*** Supplied material
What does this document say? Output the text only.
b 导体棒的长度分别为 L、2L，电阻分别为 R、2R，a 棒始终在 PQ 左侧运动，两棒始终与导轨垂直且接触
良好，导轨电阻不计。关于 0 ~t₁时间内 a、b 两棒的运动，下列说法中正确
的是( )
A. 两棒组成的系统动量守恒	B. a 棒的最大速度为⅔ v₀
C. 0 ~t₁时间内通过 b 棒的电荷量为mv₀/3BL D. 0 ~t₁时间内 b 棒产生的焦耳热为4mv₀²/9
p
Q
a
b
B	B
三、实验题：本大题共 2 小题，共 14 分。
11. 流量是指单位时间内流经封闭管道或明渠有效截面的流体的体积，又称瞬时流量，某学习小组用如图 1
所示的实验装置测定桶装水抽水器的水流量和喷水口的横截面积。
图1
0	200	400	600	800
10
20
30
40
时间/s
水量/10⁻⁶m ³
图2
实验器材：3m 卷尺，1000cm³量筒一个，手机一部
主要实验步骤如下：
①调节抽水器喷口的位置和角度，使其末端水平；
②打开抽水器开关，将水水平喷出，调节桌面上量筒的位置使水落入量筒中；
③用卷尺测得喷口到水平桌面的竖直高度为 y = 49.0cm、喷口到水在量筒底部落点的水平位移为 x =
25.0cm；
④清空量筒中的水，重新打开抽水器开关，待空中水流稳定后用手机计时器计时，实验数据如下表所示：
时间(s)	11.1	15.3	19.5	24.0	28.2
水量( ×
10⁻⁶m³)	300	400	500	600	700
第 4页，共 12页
******
In this exercise, repeat all entries exactly.

Written response:
What does this document say? Output the text only.
b 导体棒的长度分别为 L、2L，电阻分别为 R、2R，a 棒始终在 PQ 左侧运动，两棒始终与导轨垂直且接触
良好，导轨电阻不计。关于 0 ~t₁时间内 a、b 两棒的运动，下列说法中正确
的是( )
A. 两棒组成的系统动量守恒	B. a 棒的最大速度为⅔ v₀
C. 0 ~t₁时间内通过 b 棒的电荷量为mv₀/3BL D. 0 ~t₁时间内 b 棒产生的焦耳热为4mv₀²/9
p
Q
a
b
B	B
三、实验题：本大题共 2 小题，共 14 分。
11. 流量是指单位时间内流经封闭管道或明渠有效截面的流体的体积，又称瞬时流量，某学习小组用如图 1
所示的实验装置测定桶装水抽水器的水流量和喷水口的横截面积。
图1
0	200	400	600	800
10
20
30
40
时间/s
水量/10⁻⁶m ³
图2
实验器材：3m 卷尺，1000cm³量筒一个，手机一部
主要实验步骤如下：
①调节抽水器喷口的位置和角度，使其末端水平；
②打开抽水器开关，将水水平喷出，调节桌面上量筒的位置使水落入量筒中；
③用卷尺测得喷口到水平桌面的竖直高度为 y = 49.0cm、喷口到水在量筒底部落点的水平位移为 x =
25.0cm；
④清空量筒中的水，重新打开抽水器开关，待空中水流稳定后用手机计时器计时，实验数据如下表所示：
时间(s)	11.1	15.3	19.5	24.0	28.2
水量( ×
10⁻⁶m³)	300	400	500	600	700
第 4页，共 12页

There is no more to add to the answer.